_Required task_. Transcribe the records below exactly.

_Records to use_.

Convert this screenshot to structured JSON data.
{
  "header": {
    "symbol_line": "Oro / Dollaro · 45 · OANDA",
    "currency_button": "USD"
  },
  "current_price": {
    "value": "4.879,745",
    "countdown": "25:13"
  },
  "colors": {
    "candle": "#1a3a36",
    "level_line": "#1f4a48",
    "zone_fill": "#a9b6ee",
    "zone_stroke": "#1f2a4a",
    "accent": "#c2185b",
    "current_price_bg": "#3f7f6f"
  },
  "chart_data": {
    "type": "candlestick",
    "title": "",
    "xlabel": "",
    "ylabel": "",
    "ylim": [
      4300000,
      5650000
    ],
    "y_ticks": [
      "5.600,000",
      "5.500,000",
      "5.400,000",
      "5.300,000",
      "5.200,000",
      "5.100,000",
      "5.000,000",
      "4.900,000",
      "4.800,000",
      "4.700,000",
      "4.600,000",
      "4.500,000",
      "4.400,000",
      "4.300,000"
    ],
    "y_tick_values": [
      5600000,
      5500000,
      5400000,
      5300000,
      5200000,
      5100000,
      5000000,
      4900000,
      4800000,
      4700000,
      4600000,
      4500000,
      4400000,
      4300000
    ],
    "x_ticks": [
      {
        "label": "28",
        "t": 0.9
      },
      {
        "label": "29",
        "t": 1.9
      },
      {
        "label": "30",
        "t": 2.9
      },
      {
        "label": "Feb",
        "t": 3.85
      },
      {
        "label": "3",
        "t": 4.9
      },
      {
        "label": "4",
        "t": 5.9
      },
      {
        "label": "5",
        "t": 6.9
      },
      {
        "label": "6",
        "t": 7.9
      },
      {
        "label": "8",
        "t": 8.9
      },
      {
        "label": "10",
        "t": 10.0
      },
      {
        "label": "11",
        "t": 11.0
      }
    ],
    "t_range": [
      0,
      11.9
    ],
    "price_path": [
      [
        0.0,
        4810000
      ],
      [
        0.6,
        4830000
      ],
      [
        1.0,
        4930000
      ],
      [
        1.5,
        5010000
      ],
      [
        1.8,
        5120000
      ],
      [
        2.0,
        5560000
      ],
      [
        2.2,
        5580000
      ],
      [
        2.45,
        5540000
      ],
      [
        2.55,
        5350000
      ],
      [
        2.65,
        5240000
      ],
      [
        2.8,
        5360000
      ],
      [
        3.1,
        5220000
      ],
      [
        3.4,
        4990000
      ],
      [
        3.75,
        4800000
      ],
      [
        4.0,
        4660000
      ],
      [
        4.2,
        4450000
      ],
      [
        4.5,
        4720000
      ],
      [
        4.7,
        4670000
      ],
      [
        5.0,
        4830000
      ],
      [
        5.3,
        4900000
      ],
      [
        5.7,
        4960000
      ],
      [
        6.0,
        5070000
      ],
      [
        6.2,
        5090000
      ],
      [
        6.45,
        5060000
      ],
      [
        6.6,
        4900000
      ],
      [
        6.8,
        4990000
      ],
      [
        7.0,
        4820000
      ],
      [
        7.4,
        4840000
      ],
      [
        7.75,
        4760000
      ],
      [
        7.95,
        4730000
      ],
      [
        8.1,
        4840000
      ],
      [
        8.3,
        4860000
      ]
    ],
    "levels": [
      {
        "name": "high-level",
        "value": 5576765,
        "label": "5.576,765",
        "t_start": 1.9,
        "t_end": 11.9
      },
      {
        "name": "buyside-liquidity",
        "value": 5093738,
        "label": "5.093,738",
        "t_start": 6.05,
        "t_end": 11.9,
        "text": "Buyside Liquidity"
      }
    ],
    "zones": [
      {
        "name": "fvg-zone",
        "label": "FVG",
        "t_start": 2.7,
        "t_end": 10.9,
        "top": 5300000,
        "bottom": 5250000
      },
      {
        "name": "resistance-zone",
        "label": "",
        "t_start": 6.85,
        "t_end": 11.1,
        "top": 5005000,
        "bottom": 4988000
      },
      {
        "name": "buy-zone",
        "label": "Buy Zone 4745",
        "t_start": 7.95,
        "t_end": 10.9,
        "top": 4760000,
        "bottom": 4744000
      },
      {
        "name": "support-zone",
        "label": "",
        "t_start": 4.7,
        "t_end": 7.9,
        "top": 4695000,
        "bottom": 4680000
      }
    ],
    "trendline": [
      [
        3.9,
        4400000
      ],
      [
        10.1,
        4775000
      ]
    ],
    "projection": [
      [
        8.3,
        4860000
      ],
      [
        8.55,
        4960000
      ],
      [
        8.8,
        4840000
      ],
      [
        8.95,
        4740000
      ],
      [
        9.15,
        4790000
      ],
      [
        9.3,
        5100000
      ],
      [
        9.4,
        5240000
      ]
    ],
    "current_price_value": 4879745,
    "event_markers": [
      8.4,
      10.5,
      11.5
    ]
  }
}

_Written solution_.
Convert this screenshot to structured JSON data.
{
  "header": {
    "symbol_line": "Oro / Dollaro · 45 · OANDA",
    "currency_button": "USD"
  },
  "current_price": {
    "value": "4.879,745",
    "countdown": "25:13"
  },
  "colors": {
    "candle": "#1a3a36",
    "level_line": "#1f4a48",
    "zone_fill": "#a9b6ee",
    "zone_stroke": "#1f2a4a",
    "accent": "#c2185b",
    "current_price_bg": "#3f7f6f"
  },
  "chart_data": {
    "type": "candlestick",
    "title": "",
    "xlabel": "",
    "ylabel": "",
    "ylim": [
      4300000,
      5650000
    ],
    "y_ticks": [
      "5.600,000",
      "5.500,000",
      "5.400,000",
      "5.300,000",
      "5.200,000",
      "5.100,000",
      "5.000,000",
      "4.900,000",
      "4.800,000",
      "4.700,000",
      "4.600,000",
      "4.500,000",
      "4.400,000",
      "4.300,000"
    ],
    "y_tick_values": [
      5600000,
      5500000,
      5400000,
      5300000,
      5200000,
      5100000,
      5000000,
      4900000,
      4800000,
      4700000,
      4600000,
      4500000,
      4400000,
      4300000
    ],
    "x_ticks": [
      {
        "label": "28",
        "t": 0.9
      },
      {
        "label": "29",
        "t": 1.9
      },
      {
        "label": "30",
        "t": 2.9
      },
      {
        "label": "Feb",
        "t": 3.85
      },
      {
        "label": "3",
        "t": 4.9
      },
      {
        "label": "4",
        "t": 5.9
      },
      {
        "label": "5",
        "t": 6.9
      },
      {
        "label": "6",
        "t": 7.9
      },
      {
        "label": "8",
        "t": 8.9
      },
      {
        "label": "10",
        "t": 10.0
      },
      {
        "label": "11",
        "t": 11.0
      }
    ],
    "t_range": [
      0,
      11.9
    ],
    "price_path": [
      [
        0.0,
        4810000
      ],
      [
        0.6,
        4830000
      ],
      [
        1.0,
        4930000
      ],
      [
        1.5,
        5010000
      ],
      [
        1.8,
        5120000
      ],
      [
        2.0,
        5560000
      ],
      [
        2.2,
        5580000
      ],
      [
        2.45,
        5540000
      ],
      [
        2.55,
        5350000
      ],
      [
        2.65,
        5240000
      ],
      [
        2.8,
        5360000
      ],
      [
        3.1,
        5220000
      ],
      [
        3.4,
        4990000
      ],
      [
        3.75,
        4800000
      ],
      [
        4.0,
        4660000
      ],
      [
        4.2,
        4450000
      ],
      [
        4.5,
        4720000
      ],
      [
        4.7,
        4670000
      ],
      [
        5.0,
        4830000
      ],
      [
        5.3,
        4900000
      ],
      [
        5.7,
        4960000
      ],
      [
        6.0,
        5070000
      ],
      [
        6.2,
        5090000
      ],
      [
        6.45,
        5060000
      ],
      [
        6.6,
        4900000
      ],
      [
        6.8,
        4990000
      ],
      [
        7.0,
        4820000
      ],
      [
        7.4,
        4840000
      ],
      [
        7.75,
        4760000
      ],
      [
        7.95,
        4730000
      ],
      [
        8.1,
        4840000
      ],
      [
        8.3,
        4860000
      ]
    ],
    "levels": [
      {
        "name": "high-level",
        "value": 5576765,
        "label": "5.576,765",
        "t_start": 1.9,
        "t_end": 11.9
      },
      {
        "name": "buyside-liquidity",
        "value": 5093738,
        "label": "5.093,738",
        "t_start": 6.05,
        "t_end": 11.9,
        "text": "Buyside Liquidity"
      }
    ],
    "zones": [
      {
        "name": "fvg-zone",
        "label": "FVG",
        "t_start": 2.7,
        "t_end": 10.9,
        "top": 5300000,
        "bottom": 5250000
      },
      {
        "name": "resistance-zone",
        "label": "",
        "t_start": 6.85,
        "t_end": 11.1,
        "top": 5005000,
        "bottom": 4988000
      },
      {
        "name": "buy-zone",
        "label": "Buy Zone 4745",
        "t_start": 7.95,
        "t_end": 10.9,
        "top": 4760000,
        "bottom": 4744000
      },
      {
        "name": "support-zone",
        "label": "",
        "t_start": 4.7,
        "t_end": 7.9,
        "top": 4695000,
        "bottom": 4680000
      }
    ],
    "trendline": [
      [
        3.9,
        4400000
      ],
      [
        10.1,
        4775000
      ]
    ],
    "projection": [
      [
        8.3,
        4860000
      ],
      [
        8.55,
        4960000
      ],
      [
        8.8,
        4840000
      ],
      [
        8.95,
        4740000
      ],
      [
        9.15,
        4790000
      ],
      [
        9.3,
        5100000
      ],
      [
        9.4,
        5240000
      ]
    ],
    "current_price_value": 4879745,
    "event_markers": [
      8.4,
      10.5,
      11.5
    ]
  }
}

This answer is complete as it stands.